▸ TASK DIRECTIONS: Reproduce the records exactly.

▸ PROVIDED INFORMATION:
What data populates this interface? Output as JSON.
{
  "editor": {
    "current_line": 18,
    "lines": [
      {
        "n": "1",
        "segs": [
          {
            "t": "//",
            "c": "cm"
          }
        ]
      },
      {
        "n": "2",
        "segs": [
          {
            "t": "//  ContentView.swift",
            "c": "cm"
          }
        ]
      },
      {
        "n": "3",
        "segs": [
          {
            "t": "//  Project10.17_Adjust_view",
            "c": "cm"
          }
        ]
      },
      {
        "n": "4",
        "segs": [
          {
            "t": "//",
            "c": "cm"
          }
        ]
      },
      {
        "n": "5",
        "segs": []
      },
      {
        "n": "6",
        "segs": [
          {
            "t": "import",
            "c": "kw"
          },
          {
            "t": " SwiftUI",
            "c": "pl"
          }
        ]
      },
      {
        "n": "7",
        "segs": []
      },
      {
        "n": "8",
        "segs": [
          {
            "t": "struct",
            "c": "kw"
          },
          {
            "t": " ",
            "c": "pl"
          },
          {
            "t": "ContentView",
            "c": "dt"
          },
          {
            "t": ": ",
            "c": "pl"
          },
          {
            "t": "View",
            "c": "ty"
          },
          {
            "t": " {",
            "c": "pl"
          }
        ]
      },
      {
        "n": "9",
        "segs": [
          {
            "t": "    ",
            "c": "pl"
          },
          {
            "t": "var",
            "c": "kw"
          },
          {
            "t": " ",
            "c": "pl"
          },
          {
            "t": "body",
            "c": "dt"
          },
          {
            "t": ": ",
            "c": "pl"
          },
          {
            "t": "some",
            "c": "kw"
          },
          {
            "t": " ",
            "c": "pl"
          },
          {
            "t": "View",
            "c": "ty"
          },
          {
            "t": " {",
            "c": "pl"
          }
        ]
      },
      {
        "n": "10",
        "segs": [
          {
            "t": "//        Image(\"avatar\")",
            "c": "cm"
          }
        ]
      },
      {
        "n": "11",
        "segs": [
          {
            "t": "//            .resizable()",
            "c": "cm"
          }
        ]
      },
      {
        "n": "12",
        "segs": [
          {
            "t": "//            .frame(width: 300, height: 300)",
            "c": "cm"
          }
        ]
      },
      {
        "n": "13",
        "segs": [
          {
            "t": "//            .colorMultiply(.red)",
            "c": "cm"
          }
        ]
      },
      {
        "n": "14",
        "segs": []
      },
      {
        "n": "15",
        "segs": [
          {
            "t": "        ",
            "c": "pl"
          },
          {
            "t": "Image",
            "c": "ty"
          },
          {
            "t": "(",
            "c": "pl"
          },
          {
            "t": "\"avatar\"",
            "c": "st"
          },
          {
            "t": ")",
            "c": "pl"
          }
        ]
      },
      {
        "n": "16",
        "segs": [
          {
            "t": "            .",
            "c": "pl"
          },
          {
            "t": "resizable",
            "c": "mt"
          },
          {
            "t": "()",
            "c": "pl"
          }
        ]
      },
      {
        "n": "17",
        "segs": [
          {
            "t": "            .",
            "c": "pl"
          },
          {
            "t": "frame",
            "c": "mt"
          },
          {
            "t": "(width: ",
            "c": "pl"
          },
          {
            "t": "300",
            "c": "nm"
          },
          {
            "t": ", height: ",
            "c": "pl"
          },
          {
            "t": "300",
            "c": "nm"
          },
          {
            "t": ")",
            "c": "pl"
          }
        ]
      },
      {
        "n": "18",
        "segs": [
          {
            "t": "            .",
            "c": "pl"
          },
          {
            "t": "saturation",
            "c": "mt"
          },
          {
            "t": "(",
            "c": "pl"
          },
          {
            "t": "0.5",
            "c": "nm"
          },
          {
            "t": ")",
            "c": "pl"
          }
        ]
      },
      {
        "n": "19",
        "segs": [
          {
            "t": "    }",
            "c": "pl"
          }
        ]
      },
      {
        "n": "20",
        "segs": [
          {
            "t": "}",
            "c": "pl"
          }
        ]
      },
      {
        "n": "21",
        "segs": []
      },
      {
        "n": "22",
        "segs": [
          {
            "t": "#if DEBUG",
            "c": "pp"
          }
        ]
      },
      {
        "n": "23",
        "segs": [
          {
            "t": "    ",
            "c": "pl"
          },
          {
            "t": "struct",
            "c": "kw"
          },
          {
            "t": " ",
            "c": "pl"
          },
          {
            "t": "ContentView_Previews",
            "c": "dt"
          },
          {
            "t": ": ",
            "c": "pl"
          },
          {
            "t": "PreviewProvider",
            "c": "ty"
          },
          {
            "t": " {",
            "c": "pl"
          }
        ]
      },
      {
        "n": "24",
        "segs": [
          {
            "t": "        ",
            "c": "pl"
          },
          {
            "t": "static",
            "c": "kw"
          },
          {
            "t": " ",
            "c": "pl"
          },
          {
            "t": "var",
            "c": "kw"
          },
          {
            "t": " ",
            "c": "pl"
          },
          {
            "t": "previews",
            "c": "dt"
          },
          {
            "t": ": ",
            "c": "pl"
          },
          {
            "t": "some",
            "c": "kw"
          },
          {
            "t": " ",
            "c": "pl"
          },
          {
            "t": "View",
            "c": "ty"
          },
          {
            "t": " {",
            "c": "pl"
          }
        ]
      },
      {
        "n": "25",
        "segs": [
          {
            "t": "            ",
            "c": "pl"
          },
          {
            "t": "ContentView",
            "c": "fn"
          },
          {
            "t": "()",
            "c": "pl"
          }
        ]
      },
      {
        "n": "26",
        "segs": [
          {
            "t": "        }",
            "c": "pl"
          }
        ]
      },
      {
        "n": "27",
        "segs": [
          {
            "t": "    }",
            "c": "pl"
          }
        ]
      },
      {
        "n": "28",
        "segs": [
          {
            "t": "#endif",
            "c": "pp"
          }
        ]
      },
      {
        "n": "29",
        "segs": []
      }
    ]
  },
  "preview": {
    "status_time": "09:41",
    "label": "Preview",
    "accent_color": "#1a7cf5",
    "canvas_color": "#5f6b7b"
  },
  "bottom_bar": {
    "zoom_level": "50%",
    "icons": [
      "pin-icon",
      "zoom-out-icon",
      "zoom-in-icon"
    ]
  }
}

▸ WRITTEN ANSWER:
What data populates this interface? Output as JSON.
{
  "editor": {
    "current_line": 18,
    "lines": [
      {
        "n": "1",
        "segs": [
          {
            "t": "//",
            "c": "cm"
          }
        ]
      },
      {
        "n": "2",
        "segs": [
          {
            "t": "//  ContentView.swift",
            "c": "cm"
          }
        ]
      },
      {
        "n": "3",
        "segs": [
          {
            "t": "//  Project10.17_Adjust_view",
            "c": "cm"
          }
        ]
      },
      {
        "n": "4",
        "segs": [
          {
            "t": "//",
            "c": "cm"
          }
        ]
      },
      {
        "n": "5",
        "segs": []
      },
      {
        "n": "6",
        "segs": [
          {
            "t": "import",
            "c": "kw"
          },
          {
            "t": " SwiftUI",
            "c": "pl"
          }
        ]
      },
      {
        "n": "7",
        "segs": []
      },
      {
        "n": "8",
        "segs": [
          {
            "t": "struct",
            "c": "kw"
          },
          {
            "t": " ",
            "c": "pl"
          },
          {
            "t": "ContentView",
            "c": "dt"
          },
          {
            "t": ": ",
            "c": "pl"
          },
          {
            "t": "View",
            "c": "ty"
          },
          {
            "t": " {",
            "c": "pl"
          }
        ]
      },
      {
        "n": "9",
        "segs": [
          {
            "t": "    ",
            "c": "pl"
          },
          {
            "t": "var",
            "c": "kw"
          },
          {
            "t": " ",
            "c": "pl"
          },
          {
            "t": "body",
            "c": "dt"
          },
          {
            "t": ": ",
            "c": "pl"
          },
          {
            "t": "some",
            "c": "kw"
          },
          {
            "t": " ",
            "c": "pl"
          },
          {
            "t": "View",
            "c": "ty"
          },
          {
            "t": " {",
            "c": "pl"
          }
        ]
      },
      {
        "n": "10",
        "segs": [
          {
            "t": "//        Image(\"avatar\")",
            "c": "cm"
          }
        ]
      },
      {
        "n": "11",
        "segs": [
          {
            "t": "//            .resizable()",
            "c": "cm"
          }
        ]
      },
      {
        "n": "12",
        "segs": [
          {
            "t": "//            .frame(width: 300, height: 300)",
            "c": "cm"
          }
        ]
      },
      {
        "n": "13",
        "segs": [
          {
            "t": "//            .colorMultiply(.red)",
            "c": "cm"
          }
        ]
      },
      {
        "n": "14",
        "segs": []
      },
      {
        "n": "15",
        "segs": [
          {
            "t": "        ",
            "c": "pl"
          },
          {
            "t": "Image",
            "c": "ty"
          },
          {
            "t": "(",
            "c": "pl"
          },
          {
            "t": "\"avatar\"",
            "c": "st"
          },
          {
            "t": ")",
            "c": "pl"
          }
        ]
      },
      {
        "n": "16",
        "segs": [
          {
            "t": "            .",
            "c": "pl"
          },
          {
            "t": "resizable",
            "c": "mt"
          },
          {
            "t": "()",
            "c": "pl"
          }
        ]
      },
      {
        "n": "17",
        "segs": [
          {
            "t": "            .",
            "c": "pl"
          },
          {
            "t": "frame",
            "c": "mt"
          },
          {
            "t": "(width: ",
            "c": "pl"
          },
          {
            "t": "300",
            "c": "nm"
          },
          {
            "t": ", height: ",
            "c": "pl"
          },
          {
            "t": "300",
            "c": "nm"
          },
          {
            "t": ")",
            "c": "pl"
          }
        ]
      },
      {
        "n": "18",
        "segs": [
          {
            "t": "            .",
            "c": "pl"
          },
          {
            "t": "saturation",
            "c": "mt"
          },
          {
            "t": "(",
            "c": "pl"
          },
          {
            "t": "0.5",
            "c": "nm"
          },
          {
            "t": ")",
            "c": "pl"
          }
        ]
      },
      {
        "n": "19",
        "segs": [
          {
            "t": "    }",
            "c": "pl"
          }
        ]
      },
      {
        "n": "20",
        "segs": [
          {
            "t": "}",
            "c": "pl"
          }
        ]
      },
      {
        "n": "21",
        "segs": []
      },
      {
        "n": "22",
        "segs": [
          {
            "t": "#if DEBUG",
            "c": "pp"
          }
        ]
      },
      {
        "n": "23",
        "segs": [
          {
            "t": "    ",
            "c": "pl"
          },
          {
            "t": "struct",
            "c": "kw"
          },
          {
            "t": " ",
            "c": "pl"
          },
          {
            "t": "ContentView_Previews",
            "c": "dt"
          },
          {
            "t": ": ",
            "c": "pl"
          },
          {
            "t": "PreviewProvider",
            "c": "ty"
          },
          {
            "t": " {",
            "c": "pl"
          }
        ]
      },
      {
        "n": "24",
        "segs": [
          {
            "t": "        ",
            "c": "pl"
          },
          {
            "t": "static",
            "c": "kw"
          },
          {
            "t": " ",
            "c": "pl"
          },
          {
            "t": "var",
            "c": "kw"
          },
          {
            "t": " ",
            "c": "pl"
          },
          {
            "t": "previews",
            "c": "dt"
          },
          {
            "t": ": ",
            "c": "pl"
          },
          {
            "t": "some",
            "c": "kw"
          },
          {
            "t": " ",
            "c": "pl"
          },
          {
            "t": "View",
            "c": "ty"
          },
          {
            "t": " {",
            "c": "pl"
          }
        ]
      },
      {
        "n": "25",
        "segs": [
          {
            "t": "            ",
            "c": "pl"
          },
          {
            "t": "ContentView",
            "c": "fn"
          },
          {
            "t": "()",
            "c": "pl"
          }
        ]
      },
      {
        "n": "26",
        "segs": [
          {
            "t": "        }",
            "c": "pl"
          }
        ]
      },
      {
        "n": "27",
        "segs": [
          {
            "t": "    }",
            "c": "pl"
          }
        ]
      },
      {
        "n": "28",
        "segs": [
          {
            "t": "#endif",
            "c": "pp"
          }
        ]
      },
      {
        "n": "29",
        "segs": []
      }
    ]
  },
  "preview": {
    "status_time": "09:41",
    "label": "Preview",
    "accent_color": "#1a7cf5",
    "canvas_color": "#5f6b7b"
  },
  "bottom_bar": {
    "zoom_level": "50%",
    "icons": [
      "pin-icon",
      "zoom-out-icon",
      "zoom-in-icon"
    ]
  }
}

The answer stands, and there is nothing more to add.